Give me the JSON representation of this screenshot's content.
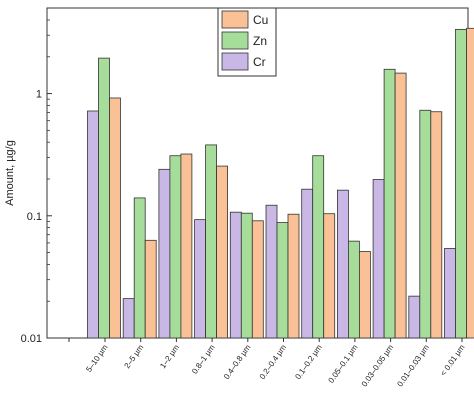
{
  "chart_data": {
    "type": "bar",
    "ylabel": "Amount, µg/g",
    "yscale": "log",
    "ylim": [
      0.01,
      5
    ],
    "yticks": [
      "0.01",
      "0.1",
      "1"
    ],
    "legend_position": "top-center",
    "grid": false,
    "categories": [
      "5–10 µm",
      "2–5 µm",
      "1–2 µm",
      "0.8–1 µm",
      "0.4–0.8 µm",
      "0.2–0.4 µm",
      "0.1–0.2 µm",
      "0.05–0.1 µm",
      "0.03–0.05 µm",
      "0.01–0.03 µm",
      "< 0.01 µm"
    ],
    "series": [
      {
        "name": "Cr",
        "color": "#c9b8e6",
        "values": [
          0.72,
          0.021,
          0.24,
          0.093,
          0.107,
          0.122,
          0.165,
          0.162,
          0.198,
          0.022,
          0.054
        ]
      },
      {
        "name": "Zn",
        "color": "#a6dd9a",
        "values": [
          1.95,
          0.14,
          0.31,
          0.38,
          0.105,
          0.088,
          0.31,
          0.062,
          1.58,
          0.73,
          3.35
        ]
      },
      {
        "name": "Cu",
        "color": "#fac196",
        "values": [
          0.92,
          0.063,
          0.32,
          0.255,
          0.091,
          0.103,
          0.104,
          0.051,
          1.47,
          0.71,
          3.42
        ]
      }
    ],
    "legend_order": [
      "Cu",
      "Zn",
      "Cr"
    ]
  }
}
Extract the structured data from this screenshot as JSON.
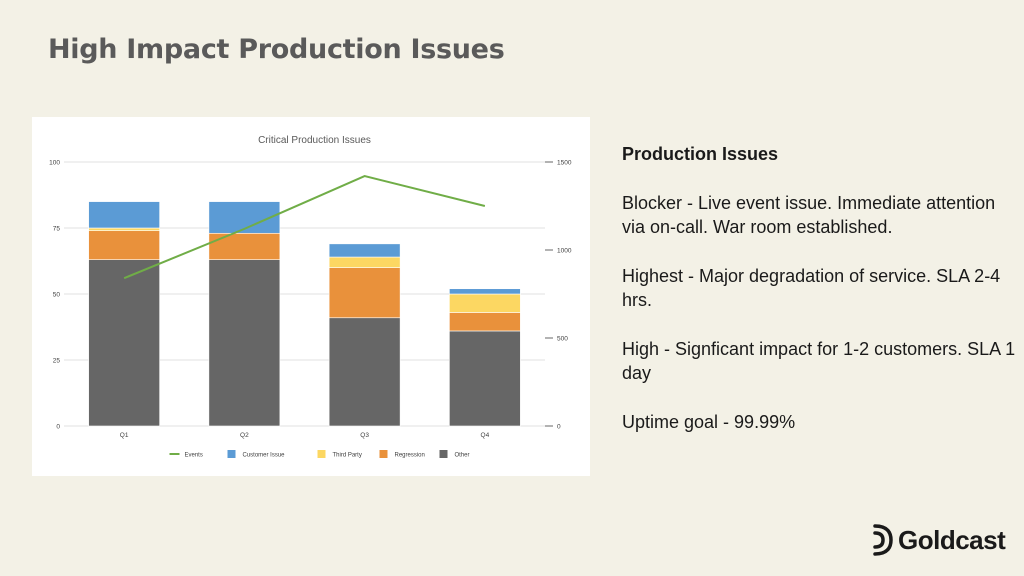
{
  "slide": {
    "title": "High Impact Production Issues"
  },
  "info": {
    "heading": "Production Issues",
    "paragraphs": [
      "Blocker - Live event issue. Immediate attention via on-call. War room established.",
      "Highest - Major degradation of service. SLA 2-4 hrs.",
      "High - Signficant impact for 1-2 customers. SLA 1 day",
      "Uptime goal - 99.99%"
    ]
  },
  "logo": {
    "text": "Goldcast",
    "icon": "goldcast-logo-icon"
  },
  "chart_data": {
    "type": "bar",
    "stacked": true,
    "title": "Critical Production Issues",
    "categories": [
      "Q1",
      "Q2",
      "Q3",
      "Q4"
    ],
    "ylim": [
      0,
      100
    ],
    "yticks": [
      0,
      25,
      50,
      75,
      100
    ],
    "y2lim": [
      0,
      1500
    ],
    "y2ticks": [
      0,
      500,
      1000,
      1500
    ],
    "grid": true,
    "legend_position": "bottom",
    "series": [
      {
        "name": "Other",
        "color": "#666666",
        "values": [
          63,
          63,
          41,
          36
        ]
      },
      {
        "name": "Regression",
        "color": "#e9913b",
        "values": [
          11,
          10,
          19,
          7
        ]
      },
      {
        "name": "Third Party",
        "color": "#fcd762",
        "values": [
          1,
          0,
          4,
          7
        ]
      },
      {
        "name": "Customer Issue",
        "color": "#5b9bd5",
        "values": [
          10,
          12,
          5,
          2
        ]
      }
    ],
    "line_series": {
      "name": "Events",
      "color": "#70ad47",
      "axis": "secondary",
      "values": [
        840,
        1120,
        1420,
        1250
      ]
    },
    "legend_order": [
      "Events",
      "Customer Issue",
      "Third Party",
      "Regression",
      "Other"
    ]
  }
}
# # # #
◆ What is asked ◆
Copy out each line exactly, without the pictures.

◆ Response to the exercise ◆
Give me the JSON representation of this screenshot's content.
{
  "chart_data": {
    "type": "bar",
    "ylabel": "Amount, µg/g",
    "yscale": "log",
    "ylim": [
      0.01,
      5
    ],
    "yticks": [
      "0.01",
      "0.1",
      "1"
    ],
    "legend_position": "top-center",
    "grid": false,
    "categories": [
      "5–10 µm",
      "2–5 µm",
      "1–2 µm",
      "0.8–1 µm",
      "0.4–0.8 µm",
      "0.2–0.4 µm",
      "0.1–0.2 µm",
      "0.05–0.1 µm",
      "0.03–0.05 µm",
      "0.01–0.03 µm",
      "< 0.01 µm"
    ],
    "series": [
      {
        "name": "Cr",
        "color": "#c9b8e6",
        "values": [
          0.72,
          0.021,
          0.24,
          0.093,
          0.107,
          0.122,
          0.165,
          0.162,
          0.198,
          0.022,
          0.054
        ]
      },
      {
        "name": "Zn",
        "color": "#a6dd9a",
        "values": [
          1.95,
          0.14,
          0.31,
          0.38,
          0.105,
          0.088,
          0.31,
          0.062,
          1.58,
          0.73,
          3.35
        ]
      },
      {
        "name": "Cu",
        "color": "#fac196",
        "values": [
          0.92,
          0.063,
          0.32,
          0.255,
          0.091,
          0.103,
          0.104,
          0.051,
          1.47,
          0.71,
          3.42
        ]
      }
    ],
    "legend_order": [
      "Cu",
      "Zn",
      "Cr"
    ]
  }
}
Extract the structured data from this screenshot as JSON.
{
  "slide": {
    "title": "High Impact Production Issues"
  },
  "info": {
    "heading": "Production Issues",
    "paragraphs": [
      "Blocker - Live event issue. Immediate attention via on-call. War room established.",
      "Highest - Major degradation of service. SLA 2-4 hrs.",
      "High - Signficant impact for 1-2 customers. SLA 1 day",
      "Uptime goal - 99.99%"
    ]
  },
  "logo": {
    "text": "Goldcast",
    "icon": "goldcast-logo-icon"
  },
  "chart_data": {
    "type": "bar",
    "stacked": true,
    "title": "Critical Production Issues",
    "categories": [
      "Q1",
      "Q2",
      "Q3",
      "Q4"
    ],
    "ylim": [
      0,
      100
    ],
    "yticks": [
      0,
      25,
      50,
      75,
      100
    ],
    "y2lim": [
      0,
      1500
    ],
    "y2ticks": [
      0,
      500,
      1000,
      1500
    ],
    "grid": true,
    "legend_position": "bottom",
    "series": [
      {
        "name": "Other",
        "color": "#666666",
        "values": [
          63,
          63,
          41,
          36
        ]
      },
      {
        "name": "Regression",
        "color": "#e9913b",
        "values": [
          11,
          10,
          19,
          7
        ]
      },
      {
        "name": "Third Party",
        "color": "#fcd762",
        "values": [
          1,
          0,
          4,
          7
        ]
      },
      {
        "name": "Customer Issue",
        "color": "#5b9bd5",
        "values": [
          10,
          12,
          5,
          2
        ]
      }
    ],
    "line_series": {
      "name": "Events",
      "color": "#70ad47",
      "axis": "secondary",
      "values": [
        840,
        1120,
        1420,
        1250
      ]
    },
    "legend_order": [
      "Events",
      "Customer Issue",
      "Third Party",
      "Regression",
      "Other"
    ]
  }
}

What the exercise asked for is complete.